» **RECORDS FOR THIS EXERCISE**
++++++

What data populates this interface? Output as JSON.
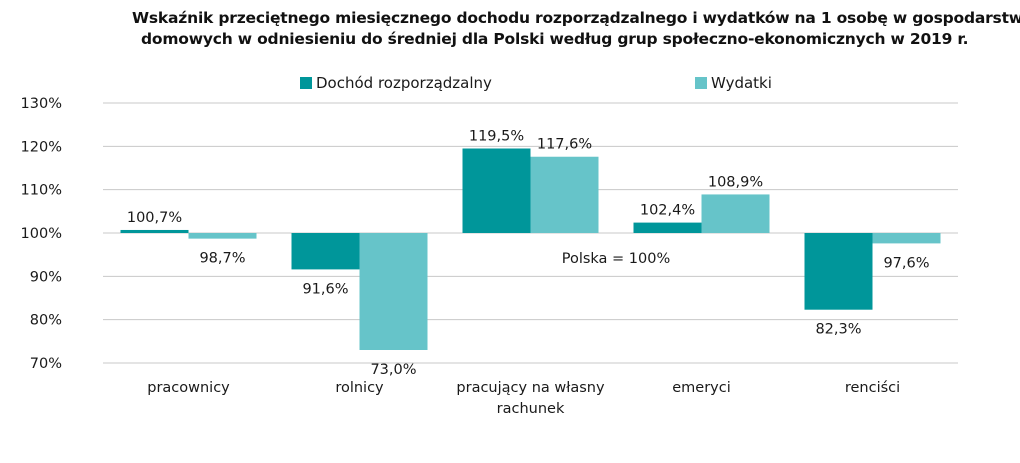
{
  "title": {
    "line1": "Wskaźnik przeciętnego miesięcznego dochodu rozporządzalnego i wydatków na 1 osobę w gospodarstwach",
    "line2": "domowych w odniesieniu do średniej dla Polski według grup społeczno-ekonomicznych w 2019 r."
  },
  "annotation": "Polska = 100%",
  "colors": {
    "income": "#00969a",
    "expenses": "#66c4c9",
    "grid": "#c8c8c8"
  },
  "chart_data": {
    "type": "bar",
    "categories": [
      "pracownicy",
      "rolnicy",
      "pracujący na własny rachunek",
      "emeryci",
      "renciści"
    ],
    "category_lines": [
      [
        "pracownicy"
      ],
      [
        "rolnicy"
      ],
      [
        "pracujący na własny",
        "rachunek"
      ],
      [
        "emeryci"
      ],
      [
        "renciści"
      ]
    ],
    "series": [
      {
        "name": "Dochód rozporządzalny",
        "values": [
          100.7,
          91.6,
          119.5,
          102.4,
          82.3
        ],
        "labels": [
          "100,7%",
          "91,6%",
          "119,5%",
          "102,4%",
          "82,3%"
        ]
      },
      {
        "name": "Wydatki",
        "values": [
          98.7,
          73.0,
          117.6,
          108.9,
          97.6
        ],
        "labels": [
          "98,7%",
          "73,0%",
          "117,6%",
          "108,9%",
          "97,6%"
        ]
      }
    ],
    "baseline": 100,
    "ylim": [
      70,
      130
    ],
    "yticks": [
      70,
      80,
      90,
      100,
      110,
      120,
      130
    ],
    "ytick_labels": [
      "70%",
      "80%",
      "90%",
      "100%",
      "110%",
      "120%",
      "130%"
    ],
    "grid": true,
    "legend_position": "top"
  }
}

++++++

» **THE PROBLEM**
Search the records above for "własny". Copy each line where it is found.

» **REPLY**
      "pracujący na własny rachunek",
        "pracujący na własny",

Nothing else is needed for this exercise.